### Written instruction
Find how many lines contain the word "ಅವರಣ" and state that number alone.

### Material
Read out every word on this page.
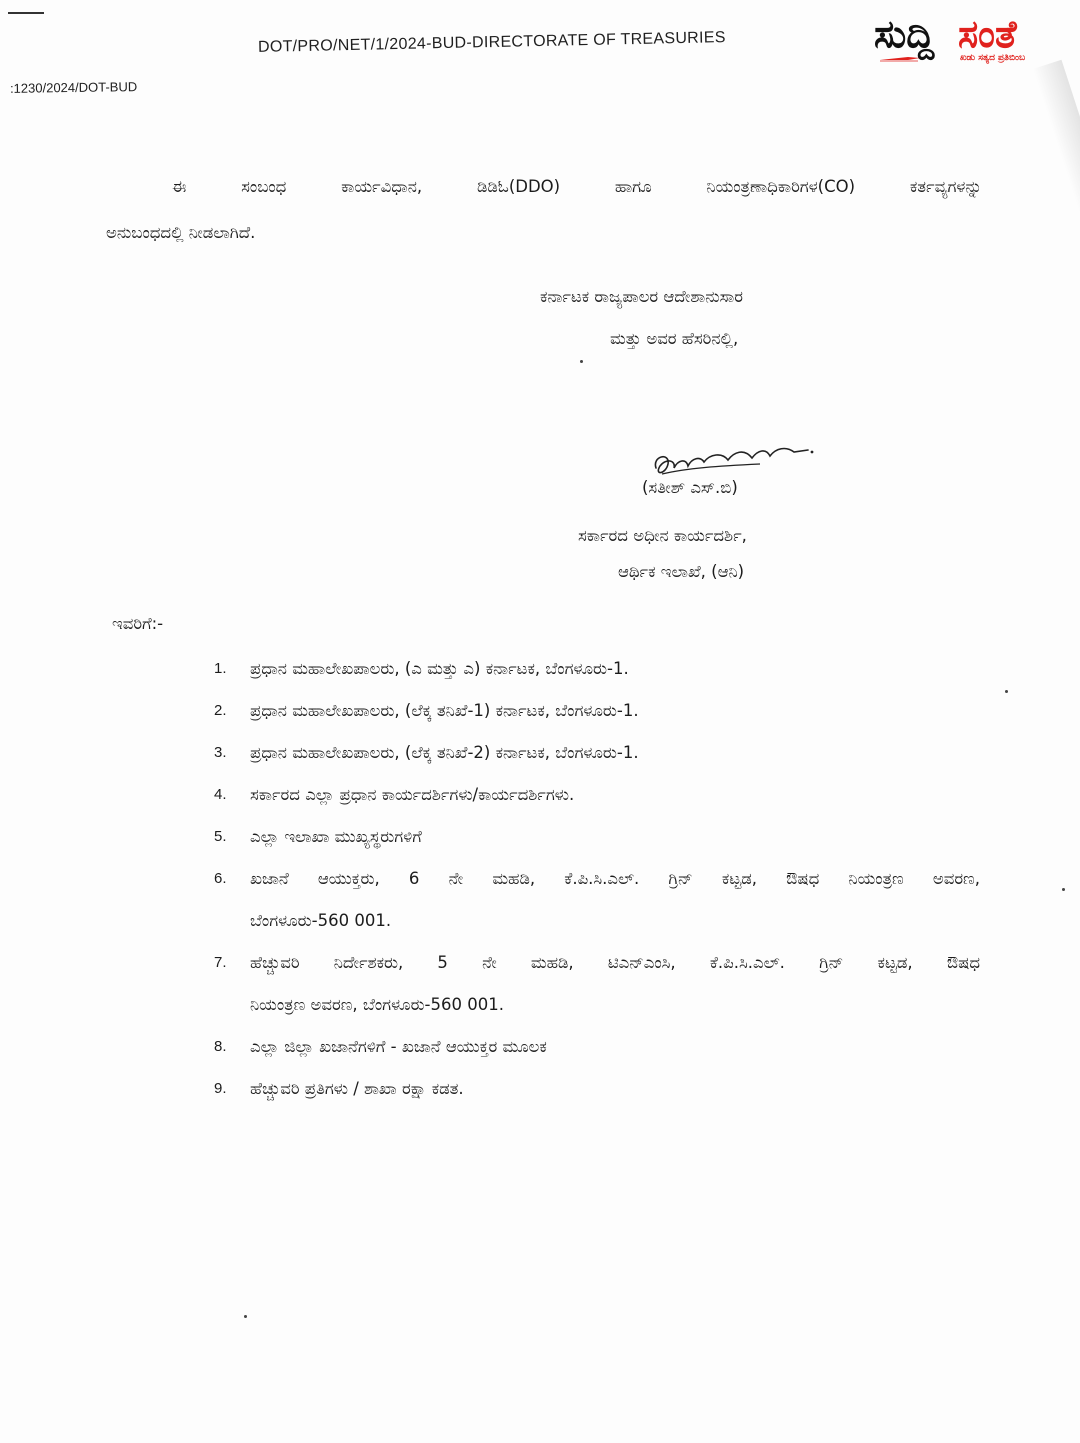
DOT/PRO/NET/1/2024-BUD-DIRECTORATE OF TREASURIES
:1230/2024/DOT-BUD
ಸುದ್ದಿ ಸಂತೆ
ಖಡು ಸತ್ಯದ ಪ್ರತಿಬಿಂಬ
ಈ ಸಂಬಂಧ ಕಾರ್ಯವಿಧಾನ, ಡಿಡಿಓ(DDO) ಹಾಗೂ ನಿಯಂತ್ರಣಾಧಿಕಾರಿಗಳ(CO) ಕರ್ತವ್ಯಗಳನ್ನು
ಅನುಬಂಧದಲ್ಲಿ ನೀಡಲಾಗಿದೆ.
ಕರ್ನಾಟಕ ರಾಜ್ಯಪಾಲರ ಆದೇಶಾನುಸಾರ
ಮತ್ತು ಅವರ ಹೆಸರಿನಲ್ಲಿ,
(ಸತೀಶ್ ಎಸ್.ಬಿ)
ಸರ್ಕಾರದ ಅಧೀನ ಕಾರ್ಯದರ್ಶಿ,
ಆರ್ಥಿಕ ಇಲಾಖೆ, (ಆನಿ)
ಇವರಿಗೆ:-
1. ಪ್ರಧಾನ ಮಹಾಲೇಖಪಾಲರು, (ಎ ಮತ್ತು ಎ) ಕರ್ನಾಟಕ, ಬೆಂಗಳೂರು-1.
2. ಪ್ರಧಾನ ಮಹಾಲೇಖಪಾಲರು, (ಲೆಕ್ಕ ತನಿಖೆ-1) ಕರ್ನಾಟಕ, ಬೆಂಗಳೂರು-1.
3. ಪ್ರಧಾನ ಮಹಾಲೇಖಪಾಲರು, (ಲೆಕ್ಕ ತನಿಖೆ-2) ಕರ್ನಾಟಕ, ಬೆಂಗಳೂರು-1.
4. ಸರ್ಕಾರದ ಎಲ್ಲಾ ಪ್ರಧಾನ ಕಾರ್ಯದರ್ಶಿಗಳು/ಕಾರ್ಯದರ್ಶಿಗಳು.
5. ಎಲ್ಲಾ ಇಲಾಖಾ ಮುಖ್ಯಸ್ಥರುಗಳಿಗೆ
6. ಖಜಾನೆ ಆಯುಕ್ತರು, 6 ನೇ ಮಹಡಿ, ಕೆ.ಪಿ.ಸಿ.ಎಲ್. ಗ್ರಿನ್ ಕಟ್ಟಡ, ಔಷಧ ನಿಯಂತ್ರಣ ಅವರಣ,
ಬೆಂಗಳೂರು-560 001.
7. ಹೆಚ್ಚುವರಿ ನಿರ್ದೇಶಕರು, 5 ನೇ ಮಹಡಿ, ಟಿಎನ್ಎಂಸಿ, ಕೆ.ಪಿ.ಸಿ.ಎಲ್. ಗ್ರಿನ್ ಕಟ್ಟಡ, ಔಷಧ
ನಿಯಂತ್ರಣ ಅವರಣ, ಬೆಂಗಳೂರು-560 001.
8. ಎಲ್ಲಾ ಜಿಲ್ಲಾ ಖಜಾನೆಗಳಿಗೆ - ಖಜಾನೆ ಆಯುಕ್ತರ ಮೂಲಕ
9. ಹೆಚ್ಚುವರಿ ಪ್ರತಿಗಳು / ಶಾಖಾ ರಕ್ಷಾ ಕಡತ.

### The answer
2